═══ RECORDS SUPPLIED ═══

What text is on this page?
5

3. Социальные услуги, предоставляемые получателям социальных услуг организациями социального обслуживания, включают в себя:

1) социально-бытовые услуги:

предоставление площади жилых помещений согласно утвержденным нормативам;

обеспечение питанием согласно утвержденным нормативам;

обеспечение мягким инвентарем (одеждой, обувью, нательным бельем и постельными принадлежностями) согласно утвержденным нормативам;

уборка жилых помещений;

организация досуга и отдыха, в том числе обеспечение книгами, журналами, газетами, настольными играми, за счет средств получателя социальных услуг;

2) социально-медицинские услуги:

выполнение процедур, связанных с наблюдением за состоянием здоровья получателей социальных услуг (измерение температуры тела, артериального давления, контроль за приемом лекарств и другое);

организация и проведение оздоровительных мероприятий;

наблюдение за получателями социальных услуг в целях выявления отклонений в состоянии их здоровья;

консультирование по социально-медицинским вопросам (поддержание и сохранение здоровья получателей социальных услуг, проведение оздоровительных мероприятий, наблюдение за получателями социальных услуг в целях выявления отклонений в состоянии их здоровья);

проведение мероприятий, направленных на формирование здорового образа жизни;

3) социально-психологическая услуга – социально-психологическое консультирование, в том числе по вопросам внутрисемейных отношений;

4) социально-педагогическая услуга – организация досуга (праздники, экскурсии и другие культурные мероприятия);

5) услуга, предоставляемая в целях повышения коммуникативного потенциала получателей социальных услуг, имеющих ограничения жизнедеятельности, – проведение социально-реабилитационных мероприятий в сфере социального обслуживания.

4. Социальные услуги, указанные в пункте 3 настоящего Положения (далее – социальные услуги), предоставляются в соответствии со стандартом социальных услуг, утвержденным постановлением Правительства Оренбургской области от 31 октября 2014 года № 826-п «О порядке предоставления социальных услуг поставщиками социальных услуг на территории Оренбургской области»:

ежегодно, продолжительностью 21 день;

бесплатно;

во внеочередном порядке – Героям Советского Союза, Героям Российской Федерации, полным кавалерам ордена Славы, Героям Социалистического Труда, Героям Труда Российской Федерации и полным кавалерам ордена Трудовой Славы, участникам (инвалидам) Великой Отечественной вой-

═══

▶ **TASK DESCRIPTION**:
Collect each line of the entries that has the word "целях", copying it in full.

▶ **SOLUTION**:
наблюдение за получателями социальных услуг в целях выявления отклонений в состоянии их здоровья;
консультирование по социально-медицинским вопросам (поддержание и сохранение здоровья получателей социальных услуг, проведение оздоровительных мероприятий, наблюдение за получателями социальных услуг в целях выявления отклонений в состоянии их здоровья);
5) услуга, предоставляемая в целях повышения коммуникативного потенциала получателей социальных услуг, имеющих ограничения жизнедеятельности, – проведение социально-реабилитационных мероприятий в сфере социального обслуживания.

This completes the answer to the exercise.